▸ Task prompt
Copy out all the lines exactly. Omit pictures.
=== Input data ===
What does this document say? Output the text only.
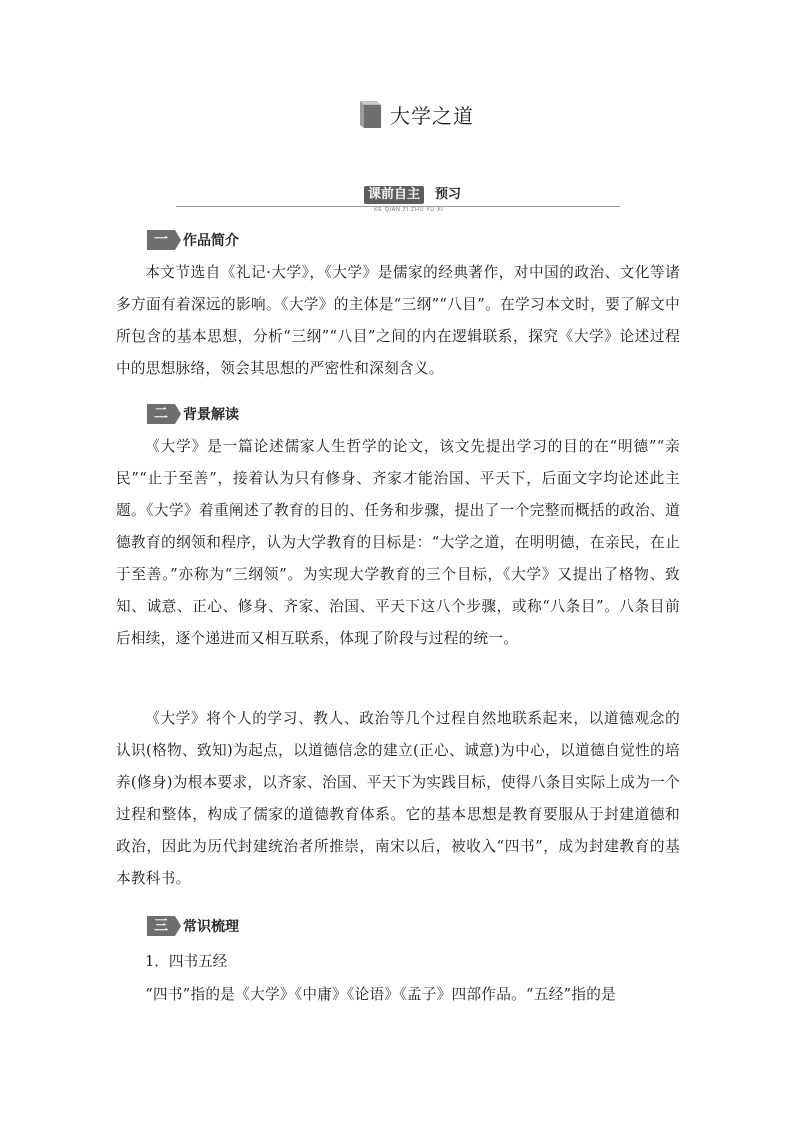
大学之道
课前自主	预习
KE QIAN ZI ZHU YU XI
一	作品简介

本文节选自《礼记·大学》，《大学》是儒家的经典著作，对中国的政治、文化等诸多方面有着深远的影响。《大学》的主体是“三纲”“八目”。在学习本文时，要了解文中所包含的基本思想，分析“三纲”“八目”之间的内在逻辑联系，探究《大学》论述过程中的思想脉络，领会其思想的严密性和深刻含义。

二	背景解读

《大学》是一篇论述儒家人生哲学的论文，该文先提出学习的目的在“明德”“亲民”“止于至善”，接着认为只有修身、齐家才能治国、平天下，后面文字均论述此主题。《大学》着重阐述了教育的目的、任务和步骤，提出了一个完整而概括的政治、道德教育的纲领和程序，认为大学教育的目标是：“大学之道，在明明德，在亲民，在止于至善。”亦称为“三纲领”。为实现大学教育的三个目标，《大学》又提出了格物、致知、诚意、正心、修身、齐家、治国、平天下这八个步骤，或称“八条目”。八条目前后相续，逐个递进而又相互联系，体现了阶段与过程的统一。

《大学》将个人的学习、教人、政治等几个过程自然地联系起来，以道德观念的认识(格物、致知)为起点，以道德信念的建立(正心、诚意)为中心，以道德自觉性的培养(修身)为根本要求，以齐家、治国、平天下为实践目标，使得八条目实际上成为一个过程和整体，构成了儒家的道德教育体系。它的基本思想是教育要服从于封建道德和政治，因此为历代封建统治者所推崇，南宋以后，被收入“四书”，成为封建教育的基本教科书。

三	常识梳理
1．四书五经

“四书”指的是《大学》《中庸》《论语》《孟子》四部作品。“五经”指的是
===
▸ Final result
What does this document say? Output the text only.
大学之道
课前自主	预习
KE QIAN ZI ZHU YU XI
一	作品简介

本文节选自《礼记·大学》，《大学》是儒家的经典著作，对中国的政治、文化等诸多方面有着深远的影响。《大学》的主体是“三纲”“八目”。在学习本文时，要了解文中所包含的基本思想，分析“三纲”“八目”之间的内在逻辑联系，探究《大学》论述过程中的思想脉络，领会其思想的严密性和深刻含义。

二	背景解读

《大学》是一篇论述儒家人生哲学的论文，该文先提出学习的目的在“明德”“亲民”“止于至善”，接着认为只有修身、齐家才能治国、平天下，后面文字均论述此主题。《大学》着重阐述了教育的目的、任务和步骤，提出了一个完整而概括的政治、道德教育的纲领和程序，认为大学教育的目标是：“大学之道，在明明德，在亲民，在止于至善。”亦称为“三纲领”。为实现大学教育的三个目标，《大学》又提出了格物、致知、诚意、正心、修身、齐家、治国、平天下这八个步骤，或称“八条目”。八条目前后相续，逐个递进而又相互联系，体现了阶段与过程的统一。

《大学》将个人的学习、教人、政治等几个过程自然地联系起来，以道德观念的认识(格物、致知)为起点，以道德信念的建立(正心、诚意)为中心，以道德自觉性的培养(修身)为根本要求，以齐家、治国、平天下为实践目标，使得八条目实际上成为一个过程和整体，构成了儒家的道德教育体系。它的基本思想是教育要服从于封建道德和政治，因此为历代封建统治者所推崇，南宋以后，被收入“四书”，成为封建教育的基本教科书。

三	常识梳理
1．四书五经

“四书”指的是《大学》《中庸》《论语》《孟子》四部作品。“五经”指的是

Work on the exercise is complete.